• Short task: Take every line from the material that has the word "Most" in it.

• Data entries:
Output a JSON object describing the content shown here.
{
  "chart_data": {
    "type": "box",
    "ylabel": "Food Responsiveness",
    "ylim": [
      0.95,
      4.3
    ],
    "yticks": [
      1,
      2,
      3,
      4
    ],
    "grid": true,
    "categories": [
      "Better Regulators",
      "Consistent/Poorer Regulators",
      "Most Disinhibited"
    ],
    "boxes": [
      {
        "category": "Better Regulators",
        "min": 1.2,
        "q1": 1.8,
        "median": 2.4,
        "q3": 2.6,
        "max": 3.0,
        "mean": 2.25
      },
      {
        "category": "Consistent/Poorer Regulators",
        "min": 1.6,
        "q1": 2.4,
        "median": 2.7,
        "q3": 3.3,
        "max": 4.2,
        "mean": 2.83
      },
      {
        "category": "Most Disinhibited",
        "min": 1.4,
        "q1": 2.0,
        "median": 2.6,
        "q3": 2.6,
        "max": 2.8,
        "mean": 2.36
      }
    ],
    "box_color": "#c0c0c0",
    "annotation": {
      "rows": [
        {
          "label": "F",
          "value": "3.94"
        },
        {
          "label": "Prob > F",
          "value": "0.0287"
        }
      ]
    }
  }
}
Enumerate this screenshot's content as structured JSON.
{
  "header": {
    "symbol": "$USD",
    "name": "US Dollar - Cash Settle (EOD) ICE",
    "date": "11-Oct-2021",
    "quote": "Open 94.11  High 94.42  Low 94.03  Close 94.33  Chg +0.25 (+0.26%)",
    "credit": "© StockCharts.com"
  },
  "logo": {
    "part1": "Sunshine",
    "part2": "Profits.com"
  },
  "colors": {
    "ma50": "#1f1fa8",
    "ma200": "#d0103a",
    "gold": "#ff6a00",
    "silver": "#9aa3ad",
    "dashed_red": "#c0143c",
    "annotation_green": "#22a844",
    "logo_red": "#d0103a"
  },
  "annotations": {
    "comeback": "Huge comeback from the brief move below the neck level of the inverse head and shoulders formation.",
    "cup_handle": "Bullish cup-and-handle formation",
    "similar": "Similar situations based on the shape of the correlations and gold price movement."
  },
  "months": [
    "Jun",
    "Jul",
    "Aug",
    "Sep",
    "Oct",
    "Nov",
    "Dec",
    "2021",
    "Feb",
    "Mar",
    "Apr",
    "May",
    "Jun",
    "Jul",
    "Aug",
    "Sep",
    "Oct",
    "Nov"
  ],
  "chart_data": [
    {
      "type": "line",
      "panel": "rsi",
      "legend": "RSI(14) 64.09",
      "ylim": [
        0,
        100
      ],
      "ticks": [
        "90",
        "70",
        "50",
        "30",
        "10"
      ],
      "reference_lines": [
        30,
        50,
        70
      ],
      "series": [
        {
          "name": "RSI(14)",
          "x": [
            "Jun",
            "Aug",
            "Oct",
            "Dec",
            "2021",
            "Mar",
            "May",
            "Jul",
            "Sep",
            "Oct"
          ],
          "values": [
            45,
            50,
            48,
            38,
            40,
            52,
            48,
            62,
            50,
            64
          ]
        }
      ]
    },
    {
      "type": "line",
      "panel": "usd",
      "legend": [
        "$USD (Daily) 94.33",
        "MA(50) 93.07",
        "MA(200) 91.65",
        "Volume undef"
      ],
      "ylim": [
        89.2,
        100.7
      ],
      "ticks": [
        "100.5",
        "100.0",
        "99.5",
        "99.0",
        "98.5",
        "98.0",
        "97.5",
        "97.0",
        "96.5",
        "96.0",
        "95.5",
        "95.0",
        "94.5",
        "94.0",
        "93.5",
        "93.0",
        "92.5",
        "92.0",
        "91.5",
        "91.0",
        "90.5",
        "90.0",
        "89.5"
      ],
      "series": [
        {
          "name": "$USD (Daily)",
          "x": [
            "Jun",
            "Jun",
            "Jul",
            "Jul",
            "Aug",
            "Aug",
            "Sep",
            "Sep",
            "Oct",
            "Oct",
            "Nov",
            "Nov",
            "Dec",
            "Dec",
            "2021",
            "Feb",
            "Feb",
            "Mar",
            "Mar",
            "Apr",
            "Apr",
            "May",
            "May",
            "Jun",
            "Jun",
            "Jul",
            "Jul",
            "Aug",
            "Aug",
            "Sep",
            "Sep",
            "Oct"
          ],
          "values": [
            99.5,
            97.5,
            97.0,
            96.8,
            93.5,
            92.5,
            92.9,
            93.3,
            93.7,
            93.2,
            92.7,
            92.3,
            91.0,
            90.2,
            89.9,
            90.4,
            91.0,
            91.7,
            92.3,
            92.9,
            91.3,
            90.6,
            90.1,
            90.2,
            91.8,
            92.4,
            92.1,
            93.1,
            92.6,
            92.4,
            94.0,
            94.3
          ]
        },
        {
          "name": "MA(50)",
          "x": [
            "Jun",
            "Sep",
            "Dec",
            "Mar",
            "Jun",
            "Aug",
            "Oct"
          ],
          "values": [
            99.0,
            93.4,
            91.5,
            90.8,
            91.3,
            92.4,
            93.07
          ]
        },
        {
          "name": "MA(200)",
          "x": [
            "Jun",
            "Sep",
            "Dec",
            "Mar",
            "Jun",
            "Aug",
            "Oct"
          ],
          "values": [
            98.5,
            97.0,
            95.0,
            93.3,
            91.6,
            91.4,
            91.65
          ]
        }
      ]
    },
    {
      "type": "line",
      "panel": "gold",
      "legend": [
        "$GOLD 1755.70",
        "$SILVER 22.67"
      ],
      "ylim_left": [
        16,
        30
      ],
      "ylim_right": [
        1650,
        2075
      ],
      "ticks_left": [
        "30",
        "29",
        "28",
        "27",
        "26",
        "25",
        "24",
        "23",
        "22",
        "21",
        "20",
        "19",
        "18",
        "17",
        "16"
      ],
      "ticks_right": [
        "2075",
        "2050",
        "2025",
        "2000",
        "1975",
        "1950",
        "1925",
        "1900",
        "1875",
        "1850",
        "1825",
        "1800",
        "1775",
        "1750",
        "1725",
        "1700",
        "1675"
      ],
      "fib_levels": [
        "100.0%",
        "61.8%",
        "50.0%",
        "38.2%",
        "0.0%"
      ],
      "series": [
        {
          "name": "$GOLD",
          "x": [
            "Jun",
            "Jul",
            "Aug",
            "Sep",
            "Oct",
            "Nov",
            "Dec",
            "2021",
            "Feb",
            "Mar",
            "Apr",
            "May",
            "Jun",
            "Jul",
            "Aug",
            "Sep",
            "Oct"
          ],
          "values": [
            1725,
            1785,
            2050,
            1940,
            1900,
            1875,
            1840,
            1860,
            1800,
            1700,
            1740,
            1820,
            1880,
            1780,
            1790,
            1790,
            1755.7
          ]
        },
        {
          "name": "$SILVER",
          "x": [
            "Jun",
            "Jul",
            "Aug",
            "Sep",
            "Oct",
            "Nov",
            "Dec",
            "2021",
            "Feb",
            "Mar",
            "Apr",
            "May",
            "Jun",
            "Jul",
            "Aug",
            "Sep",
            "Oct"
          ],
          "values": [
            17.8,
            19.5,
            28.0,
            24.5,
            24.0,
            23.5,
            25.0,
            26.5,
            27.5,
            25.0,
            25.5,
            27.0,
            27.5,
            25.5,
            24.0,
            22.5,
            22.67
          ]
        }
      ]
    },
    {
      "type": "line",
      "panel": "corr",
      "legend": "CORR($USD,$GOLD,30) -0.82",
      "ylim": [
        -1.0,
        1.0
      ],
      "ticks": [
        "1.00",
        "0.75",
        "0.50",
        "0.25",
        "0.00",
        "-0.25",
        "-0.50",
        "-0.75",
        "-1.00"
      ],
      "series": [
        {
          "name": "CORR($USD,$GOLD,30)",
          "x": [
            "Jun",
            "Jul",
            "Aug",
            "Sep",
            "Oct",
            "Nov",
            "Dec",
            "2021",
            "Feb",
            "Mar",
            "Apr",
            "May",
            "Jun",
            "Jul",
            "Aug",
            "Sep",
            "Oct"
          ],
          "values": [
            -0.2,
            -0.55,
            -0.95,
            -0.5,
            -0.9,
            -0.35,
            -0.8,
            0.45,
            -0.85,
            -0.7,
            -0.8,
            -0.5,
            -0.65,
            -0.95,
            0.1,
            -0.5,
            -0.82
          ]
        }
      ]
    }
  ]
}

• Result for this exercise:
      "Most Disinhibited"
        "category": "Most Disinhibited",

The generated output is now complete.